__Exercise objective__.
Reproduce the line that holds "Extract the structured" together with all the lines after it up to the end of the entries.

+++

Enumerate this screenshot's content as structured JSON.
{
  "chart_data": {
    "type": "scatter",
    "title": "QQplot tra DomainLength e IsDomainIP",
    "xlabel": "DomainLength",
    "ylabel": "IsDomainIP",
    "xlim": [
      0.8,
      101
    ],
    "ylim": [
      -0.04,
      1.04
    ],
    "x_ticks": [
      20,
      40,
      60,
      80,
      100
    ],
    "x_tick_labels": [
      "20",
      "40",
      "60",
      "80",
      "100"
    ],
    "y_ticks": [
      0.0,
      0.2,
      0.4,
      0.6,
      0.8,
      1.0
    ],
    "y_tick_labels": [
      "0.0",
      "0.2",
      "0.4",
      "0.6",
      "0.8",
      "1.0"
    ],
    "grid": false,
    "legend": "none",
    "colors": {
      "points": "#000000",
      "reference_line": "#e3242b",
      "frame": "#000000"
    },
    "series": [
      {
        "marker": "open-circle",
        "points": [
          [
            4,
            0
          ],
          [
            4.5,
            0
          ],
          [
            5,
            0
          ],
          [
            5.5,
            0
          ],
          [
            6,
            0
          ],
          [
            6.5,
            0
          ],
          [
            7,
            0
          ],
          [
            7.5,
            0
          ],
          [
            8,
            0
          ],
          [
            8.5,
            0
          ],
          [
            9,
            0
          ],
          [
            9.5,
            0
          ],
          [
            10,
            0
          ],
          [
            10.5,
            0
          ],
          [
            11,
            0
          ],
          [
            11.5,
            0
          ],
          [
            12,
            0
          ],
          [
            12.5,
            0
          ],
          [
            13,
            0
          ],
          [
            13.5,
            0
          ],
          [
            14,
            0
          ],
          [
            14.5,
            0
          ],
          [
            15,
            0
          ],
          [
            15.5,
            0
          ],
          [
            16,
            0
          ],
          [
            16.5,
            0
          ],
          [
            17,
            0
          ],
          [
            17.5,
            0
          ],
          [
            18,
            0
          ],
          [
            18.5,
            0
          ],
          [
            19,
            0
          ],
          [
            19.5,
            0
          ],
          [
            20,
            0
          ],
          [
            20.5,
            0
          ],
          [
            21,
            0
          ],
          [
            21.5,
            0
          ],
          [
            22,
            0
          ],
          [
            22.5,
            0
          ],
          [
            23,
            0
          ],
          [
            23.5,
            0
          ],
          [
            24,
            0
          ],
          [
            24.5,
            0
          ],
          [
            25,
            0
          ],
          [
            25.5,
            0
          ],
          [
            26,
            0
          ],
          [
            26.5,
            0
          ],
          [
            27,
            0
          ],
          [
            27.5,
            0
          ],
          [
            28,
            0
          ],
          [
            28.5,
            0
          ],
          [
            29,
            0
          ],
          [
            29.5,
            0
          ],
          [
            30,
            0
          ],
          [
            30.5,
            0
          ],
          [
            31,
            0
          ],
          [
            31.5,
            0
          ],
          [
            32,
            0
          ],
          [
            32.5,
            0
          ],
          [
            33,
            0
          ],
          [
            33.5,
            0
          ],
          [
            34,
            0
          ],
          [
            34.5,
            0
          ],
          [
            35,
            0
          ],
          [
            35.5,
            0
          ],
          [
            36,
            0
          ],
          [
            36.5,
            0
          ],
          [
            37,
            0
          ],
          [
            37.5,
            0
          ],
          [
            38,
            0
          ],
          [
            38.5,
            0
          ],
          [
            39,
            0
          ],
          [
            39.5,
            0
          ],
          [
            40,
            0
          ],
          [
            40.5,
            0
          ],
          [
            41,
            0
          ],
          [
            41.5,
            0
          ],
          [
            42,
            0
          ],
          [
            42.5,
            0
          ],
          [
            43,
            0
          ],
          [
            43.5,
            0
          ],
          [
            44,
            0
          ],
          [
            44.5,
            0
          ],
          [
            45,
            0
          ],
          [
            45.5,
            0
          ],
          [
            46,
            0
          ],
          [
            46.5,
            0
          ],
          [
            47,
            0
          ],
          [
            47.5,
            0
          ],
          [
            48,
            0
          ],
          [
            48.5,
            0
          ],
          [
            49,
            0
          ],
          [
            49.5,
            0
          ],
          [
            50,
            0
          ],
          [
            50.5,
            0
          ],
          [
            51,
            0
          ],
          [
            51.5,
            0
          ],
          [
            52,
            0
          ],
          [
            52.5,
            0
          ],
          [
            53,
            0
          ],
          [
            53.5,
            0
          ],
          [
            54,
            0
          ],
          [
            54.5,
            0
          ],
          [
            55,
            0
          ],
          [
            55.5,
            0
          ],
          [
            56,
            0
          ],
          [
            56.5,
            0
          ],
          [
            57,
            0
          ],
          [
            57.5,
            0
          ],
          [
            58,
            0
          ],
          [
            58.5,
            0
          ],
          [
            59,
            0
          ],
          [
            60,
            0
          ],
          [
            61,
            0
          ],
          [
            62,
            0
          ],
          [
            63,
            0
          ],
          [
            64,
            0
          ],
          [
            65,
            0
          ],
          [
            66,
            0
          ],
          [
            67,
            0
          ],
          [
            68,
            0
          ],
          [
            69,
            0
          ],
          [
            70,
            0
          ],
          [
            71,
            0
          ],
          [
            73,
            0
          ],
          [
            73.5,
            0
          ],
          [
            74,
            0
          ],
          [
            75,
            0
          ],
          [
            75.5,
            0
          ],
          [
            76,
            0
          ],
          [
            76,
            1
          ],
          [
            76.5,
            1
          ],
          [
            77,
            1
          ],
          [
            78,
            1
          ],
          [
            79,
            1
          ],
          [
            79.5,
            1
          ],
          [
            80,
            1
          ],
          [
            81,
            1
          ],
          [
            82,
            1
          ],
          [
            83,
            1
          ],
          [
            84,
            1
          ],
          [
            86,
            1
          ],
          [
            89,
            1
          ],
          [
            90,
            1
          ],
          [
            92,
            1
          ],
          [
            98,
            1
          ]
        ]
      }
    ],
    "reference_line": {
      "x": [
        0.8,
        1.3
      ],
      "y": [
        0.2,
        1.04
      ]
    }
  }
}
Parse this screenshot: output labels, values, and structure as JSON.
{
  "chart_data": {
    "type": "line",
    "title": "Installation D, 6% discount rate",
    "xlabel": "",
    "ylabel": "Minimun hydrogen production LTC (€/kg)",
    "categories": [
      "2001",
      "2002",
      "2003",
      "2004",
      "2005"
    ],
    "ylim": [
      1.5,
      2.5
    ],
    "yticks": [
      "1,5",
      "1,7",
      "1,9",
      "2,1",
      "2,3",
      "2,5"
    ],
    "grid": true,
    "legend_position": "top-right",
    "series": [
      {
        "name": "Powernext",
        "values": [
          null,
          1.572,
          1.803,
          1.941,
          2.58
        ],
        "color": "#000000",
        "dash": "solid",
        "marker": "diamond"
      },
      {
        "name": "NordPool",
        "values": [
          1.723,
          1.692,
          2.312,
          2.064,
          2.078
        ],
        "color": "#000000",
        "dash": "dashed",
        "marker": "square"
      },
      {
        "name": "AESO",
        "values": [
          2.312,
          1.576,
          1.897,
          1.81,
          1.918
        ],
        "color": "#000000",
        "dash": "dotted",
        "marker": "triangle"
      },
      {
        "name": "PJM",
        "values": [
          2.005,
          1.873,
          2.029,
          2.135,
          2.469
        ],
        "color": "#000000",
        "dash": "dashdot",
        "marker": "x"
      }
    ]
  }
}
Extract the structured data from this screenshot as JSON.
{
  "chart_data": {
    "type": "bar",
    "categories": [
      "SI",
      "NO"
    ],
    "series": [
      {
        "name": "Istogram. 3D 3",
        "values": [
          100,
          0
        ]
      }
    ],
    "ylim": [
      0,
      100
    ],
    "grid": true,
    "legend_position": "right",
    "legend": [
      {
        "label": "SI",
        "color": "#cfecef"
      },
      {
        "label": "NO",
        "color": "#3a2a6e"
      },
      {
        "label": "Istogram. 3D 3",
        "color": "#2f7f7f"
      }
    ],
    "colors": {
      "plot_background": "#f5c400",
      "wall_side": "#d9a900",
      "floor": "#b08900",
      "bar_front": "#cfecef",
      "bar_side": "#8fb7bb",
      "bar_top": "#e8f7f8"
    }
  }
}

+++

__Task answer__.
Extract the structured data from this screenshot as JSON.
{
  "chart_data": {
    "type": "bar",
    "categories": [
      "SI",
      "NO"
    ],
    "series": [
      {
        "name": "Istogram. 3D 3",
        "values": [
          100,
          0
        ]
      }
    ],
    "ylim": [
      0,
      100
    ],
    "grid": true,
    "legend_position": "right",
    "legend": [
      {
        "label": "SI",
        "color": "#cfecef"
      },
      {
        "label": "NO",
        "color": "#3a2a6e"
      },
      {
        "label": "Istogram. 3D 3",
        "color": "#2f7f7f"
      }
    ],
    "colors": {
      "plot_background": "#f5c400",
      "wall_side": "#d9a900",
      "floor": "#b08900",
      "bar_front": "#cfecef",
      "bar_side": "#8fb7bb",
      "bar_top": "#e8f7f8"
    }
  }
}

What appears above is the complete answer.